◆ Task to carry out
Copy every line that contains the string "Instructor" from the entries below.

◆ Available records

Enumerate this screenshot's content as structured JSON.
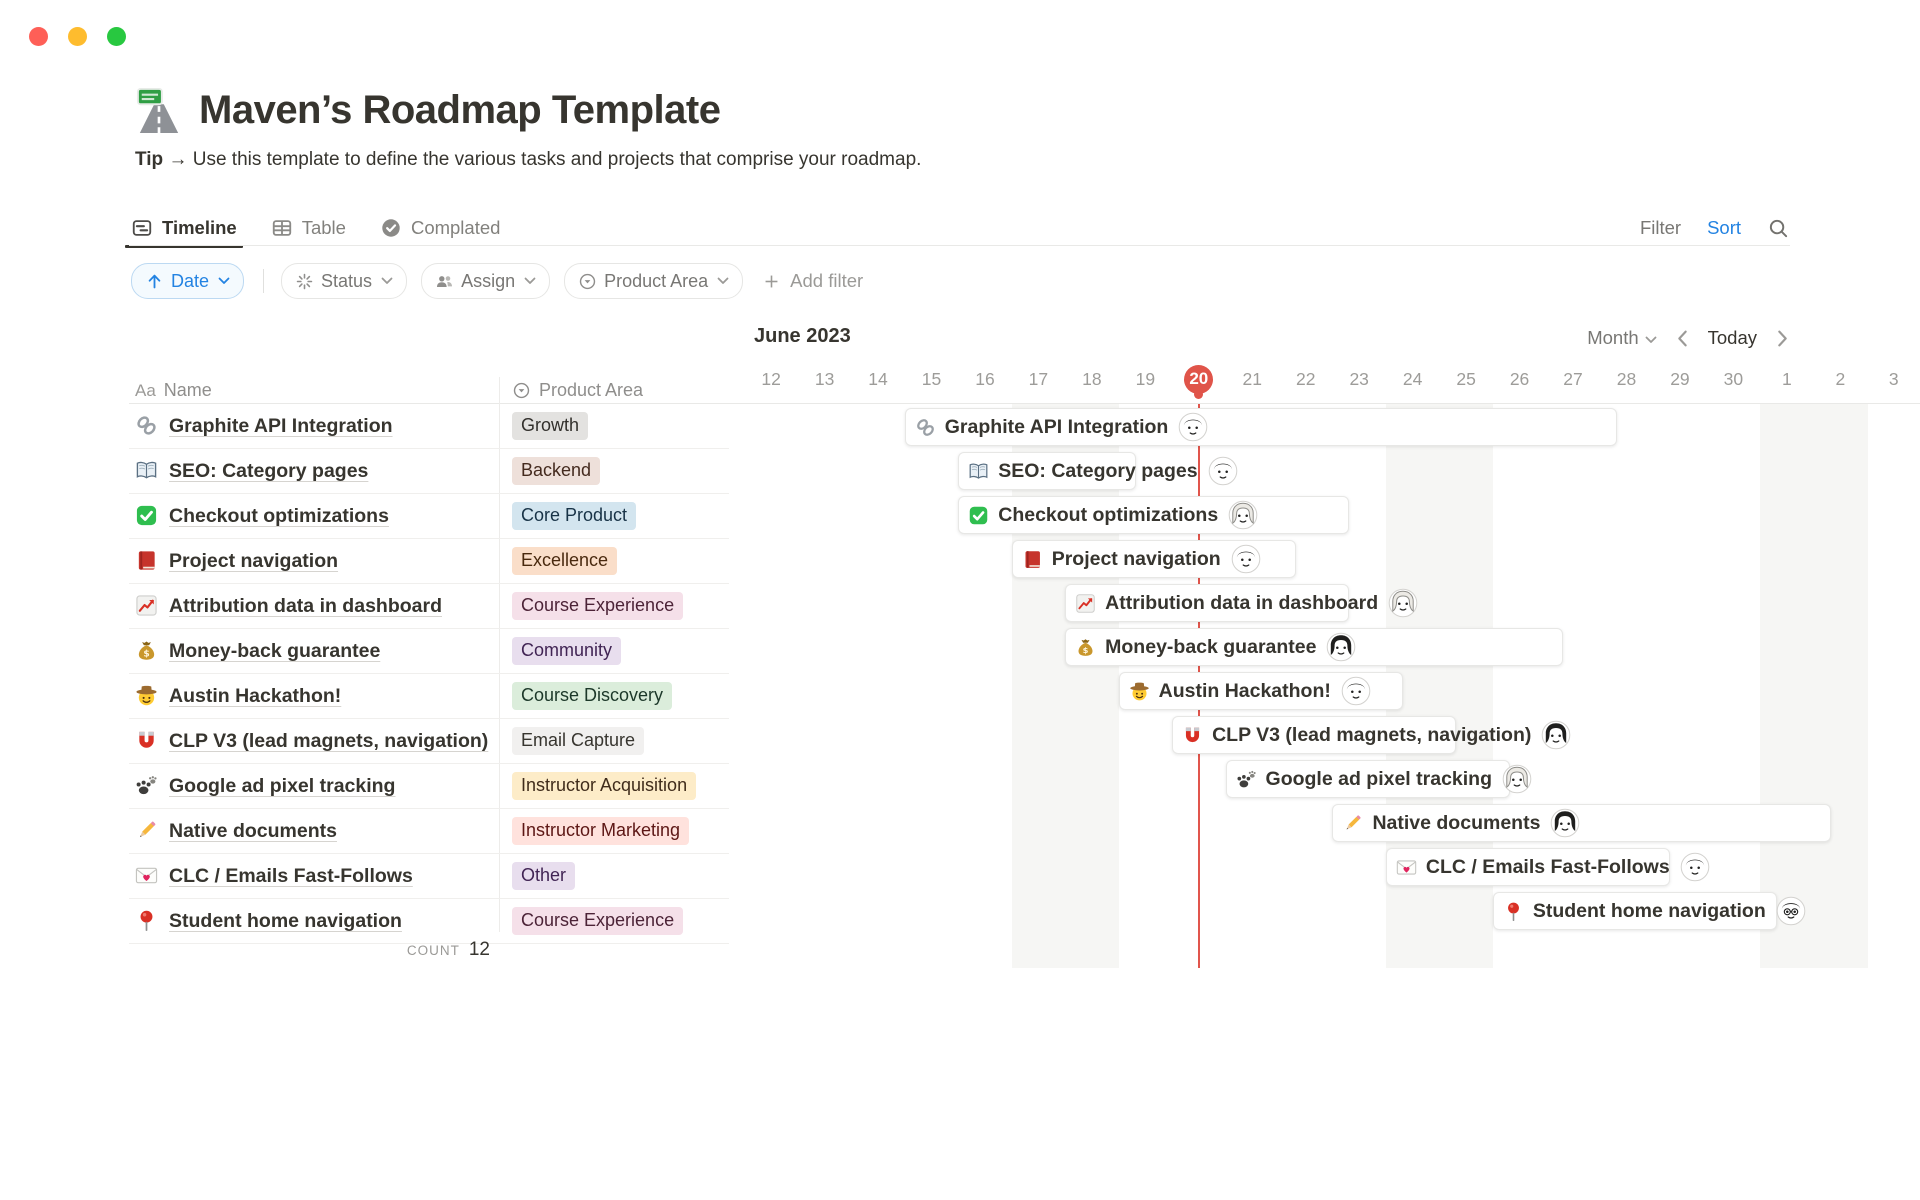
{
  "window": {
    "traffic_lights": [
      "#FE5F57",
      "#FEBC2E",
      "#28C840"
    ]
  },
  "page": {
    "emoji_icon": "motorway-emoji",
    "title": "Maven’s Roadmap Template",
    "tip_label": "Tip",
    "tip_arrow": "→",
    "tip_text": "Use this template to define the various tasks and projects that comprise your roadmap."
  },
  "view_tabs": {
    "tabs": [
      {
        "label": "Timeline",
        "icon": "timeline-view-icon",
        "active": true
      },
      {
        "label": "Table",
        "icon": "table-view-icon",
        "active": false
      },
      {
        "label": "Complated",
        "icon": "check-circle-icon",
        "active": false
      }
    ],
    "filter_label": "Filter",
    "sort_label": "Sort",
    "search_icon": "search-icon"
  },
  "filter_bar": {
    "sort_chip": {
      "label": "Date",
      "icon": "arrow-up-icon"
    },
    "chips": [
      {
        "label": "Status",
        "icon": "status-icon"
      },
      {
        "label": "Assign",
        "icon": "people-icon"
      },
      {
        "label": "Product Area",
        "icon": "select-icon"
      }
    ],
    "add_filter_label": "Add filter"
  },
  "table": {
    "name_column": {
      "icon_label": "Aa",
      "label": "Name"
    },
    "area_column": {
      "icon": "select-icon",
      "label": "Product Area"
    },
    "count_label": "COUNT",
    "count_value": "12"
  },
  "timeline": {
    "month_title": "June 2023",
    "zoom_label": "Month",
    "today_label": "Today",
    "days": [
      "12",
      "13",
      "14",
      "15",
      "16",
      "17",
      "18",
      "19",
      "20",
      "21",
      "22",
      "23",
      "24",
      "25",
      "26",
      "27",
      "28",
      "29",
      "30",
      "1",
      "2",
      "3"
    ],
    "today_index": 8,
    "weekend_indices": [
      5,
      6,
      12,
      13,
      19,
      20
    ]
  },
  "rows": [
    {
      "icon": "link-emoji",
      "name": "Graphite API Integration",
      "area": "Growth",
      "color": "gray",
      "avatar": "man",
      "start": 3,
      "span": 13
    },
    {
      "icon": "open-book-emoji",
      "name": "SEO: Category pages",
      "area": "Backend",
      "color": "brown",
      "avatar": "man",
      "start": 4,
      "span": 3
    },
    {
      "icon": "check-emoji",
      "name": "Checkout optimizations",
      "area": "Core Product",
      "color": "blue",
      "avatar": "woman-light",
      "start": 4,
      "span": 7
    },
    {
      "icon": "red-book-emoji",
      "name": "Project navigation",
      "area": "Excellence",
      "color": "orange",
      "avatar": "man",
      "start": 5,
      "span": 5
    },
    {
      "icon": "chart-up-emoji",
      "name": "Attribution data in dashboard",
      "area": "Course Experience",
      "color": "pink",
      "avatar": "woman-light",
      "start": 6,
      "span": 5
    },
    {
      "icon": "moneybag-emoji",
      "name": "Money-back guarantee",
      "area": "Community",
      "color": "purple",
      "avatar": "woman-dark",
      "start": 6,
      "span": 9
    },
    {
      "icon": "cowboy-emoji",
      "name": "Austin Hackathon!",
      "area": "Course Discovery",
      "color": "green",
      "avatar": "man",
      "start": 7,
      "span": 5
    },
    {
      "icon": "magnet-emoji",
      "name": "CLP V3 (lead magnets, navigation)",
      "area": "Email Capture",
      "color": "lightgray",
      "avatar": "woman-dark",
      "start": 8,
      "span": 5
    },
    {
      "icon": "paw-emoji",
      "name": "Google ad pixel tracking",
      "area": "Instructor Acquisition",
      "color": "yellow",
      "avatar": "woman-light",
      "start": 9,
      "span": 5
    },
    {
      "icon": "pencil-emoji",
      "name": "Native documents",
      "area": "Instructor Marketing",
      "color": "red",
      "avatar": "woman-dark",
      "start": 11,
      "span": 9
    },
    {
      "icon": "love-letter-emoji",
      "name": "CLC / Emails Fast-Follows",
      "area": "Other",
      "color": "purple",
      "avatar": "man",
      "start": 12,
      "span": 5
    },
    {
      "icon": "pushpin-emoji",
      "name": "Student home navigation",
      "area": "Course Experience",
      "color": "pink",
      "avatar": "man-glasses",
      "start": 14,
      "span": 5
    }
  ],
  "colors": {
    "accent_blue": "#2383E2",
    "today_red": "#E1554C",
    "today_circle_red": "#E05449",
    "weekend_band": "#F6F6F4",
    "badges": {
      "gray": {
        "bg": "#E3E2E0",
        "text": "#32302C"
      },
      "brown": {
        "bg": "#EEE0DA",
        "text": "#442A1E"
      },
      "blue": {
        "bg": "#D3E5EF",
        "text": "#183347"
      },
      "orange": {
        "bg": "#FADEC9",
        "text": "#49290E"
      },
      "pink": {
        "bg": "#F5E0E9",
        "text": "#4C2337"
      },
      "purple": {
        "bg": "#E8DEEE",
        "text": "#412454"
      },
      "green": {
        "bg": "#DBEDDB",
        "text": "#1C3829"
      },
      "lightgray": {
        "bg": "#F1F0EF",
        "text": "#37352F"
      },
      "yellow": {
        "bg": "#FDECC8",
        "text": "#402C1B"
      },
      "red": {
        "bg": "#FFE2DD",
        "text": "#5D1715"
      }
    }
  }
}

◆ Response for this exercise
      "area": "Instructor Acquisition",
      "area": "Instructor Marketing",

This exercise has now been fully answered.